THE DATA ::
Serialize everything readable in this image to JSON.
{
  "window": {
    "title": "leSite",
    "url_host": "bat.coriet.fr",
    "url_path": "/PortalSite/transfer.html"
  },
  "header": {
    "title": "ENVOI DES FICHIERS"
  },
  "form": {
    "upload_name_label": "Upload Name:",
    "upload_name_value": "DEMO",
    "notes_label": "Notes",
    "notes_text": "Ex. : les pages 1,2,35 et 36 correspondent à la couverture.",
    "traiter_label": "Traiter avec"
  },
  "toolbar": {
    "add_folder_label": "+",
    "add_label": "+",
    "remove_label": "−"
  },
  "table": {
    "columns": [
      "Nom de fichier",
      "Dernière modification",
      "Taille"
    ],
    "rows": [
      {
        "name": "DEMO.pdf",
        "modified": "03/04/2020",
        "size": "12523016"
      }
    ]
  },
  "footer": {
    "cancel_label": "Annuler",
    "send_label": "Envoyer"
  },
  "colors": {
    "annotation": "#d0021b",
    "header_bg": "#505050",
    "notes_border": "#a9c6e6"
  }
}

* * *

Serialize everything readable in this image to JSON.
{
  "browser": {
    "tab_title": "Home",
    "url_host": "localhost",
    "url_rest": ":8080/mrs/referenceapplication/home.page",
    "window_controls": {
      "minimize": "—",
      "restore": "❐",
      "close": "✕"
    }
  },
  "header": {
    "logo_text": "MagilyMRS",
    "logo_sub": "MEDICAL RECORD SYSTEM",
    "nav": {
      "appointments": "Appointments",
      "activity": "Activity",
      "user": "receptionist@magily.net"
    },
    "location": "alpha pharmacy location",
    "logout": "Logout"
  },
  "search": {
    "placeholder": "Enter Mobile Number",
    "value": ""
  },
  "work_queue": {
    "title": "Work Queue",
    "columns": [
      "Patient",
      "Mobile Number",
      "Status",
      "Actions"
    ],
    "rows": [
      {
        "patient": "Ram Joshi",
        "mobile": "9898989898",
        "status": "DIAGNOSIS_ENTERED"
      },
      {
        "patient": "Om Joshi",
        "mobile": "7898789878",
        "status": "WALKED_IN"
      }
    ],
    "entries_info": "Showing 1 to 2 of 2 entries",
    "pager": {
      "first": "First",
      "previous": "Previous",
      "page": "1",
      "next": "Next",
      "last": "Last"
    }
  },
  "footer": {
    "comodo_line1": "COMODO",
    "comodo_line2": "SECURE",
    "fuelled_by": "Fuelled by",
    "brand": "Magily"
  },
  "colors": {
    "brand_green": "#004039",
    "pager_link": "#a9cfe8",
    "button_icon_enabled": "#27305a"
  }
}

--

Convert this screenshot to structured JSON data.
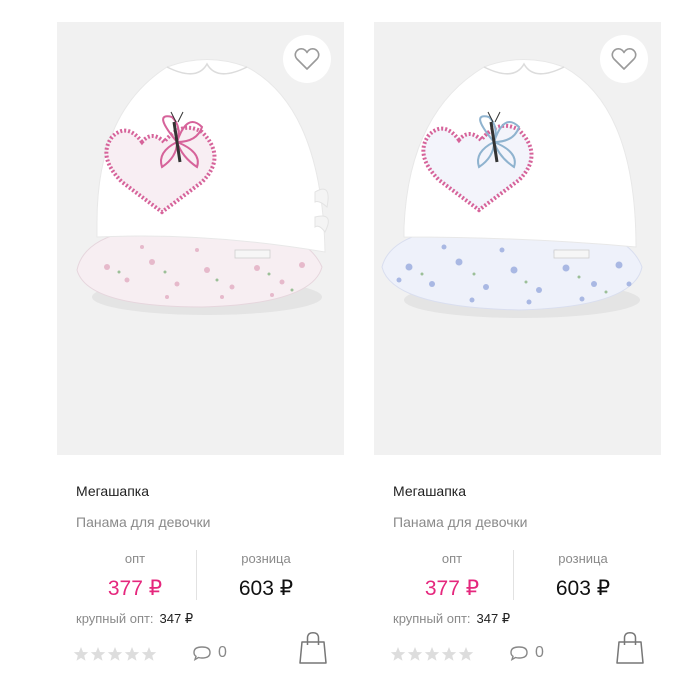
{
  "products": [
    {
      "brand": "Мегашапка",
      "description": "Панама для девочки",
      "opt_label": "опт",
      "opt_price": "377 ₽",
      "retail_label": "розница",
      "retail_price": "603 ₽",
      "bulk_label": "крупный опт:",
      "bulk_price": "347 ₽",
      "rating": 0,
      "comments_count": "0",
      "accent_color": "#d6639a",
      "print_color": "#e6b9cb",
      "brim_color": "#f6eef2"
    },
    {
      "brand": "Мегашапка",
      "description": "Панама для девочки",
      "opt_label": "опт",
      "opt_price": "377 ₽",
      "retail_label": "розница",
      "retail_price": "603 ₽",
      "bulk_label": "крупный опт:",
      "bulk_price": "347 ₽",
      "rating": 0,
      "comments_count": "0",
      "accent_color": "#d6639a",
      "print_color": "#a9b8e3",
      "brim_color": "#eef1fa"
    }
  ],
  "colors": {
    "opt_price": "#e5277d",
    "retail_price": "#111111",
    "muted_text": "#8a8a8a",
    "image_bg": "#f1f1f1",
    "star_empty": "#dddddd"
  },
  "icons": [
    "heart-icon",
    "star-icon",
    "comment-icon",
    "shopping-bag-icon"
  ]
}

TASK GOAL ::
Scan the lines for the string "Number". Pick out every line that has it.

FINAL RESULT ::
    "placeholder": "Enter Mobile Number",
      "Mobile Number",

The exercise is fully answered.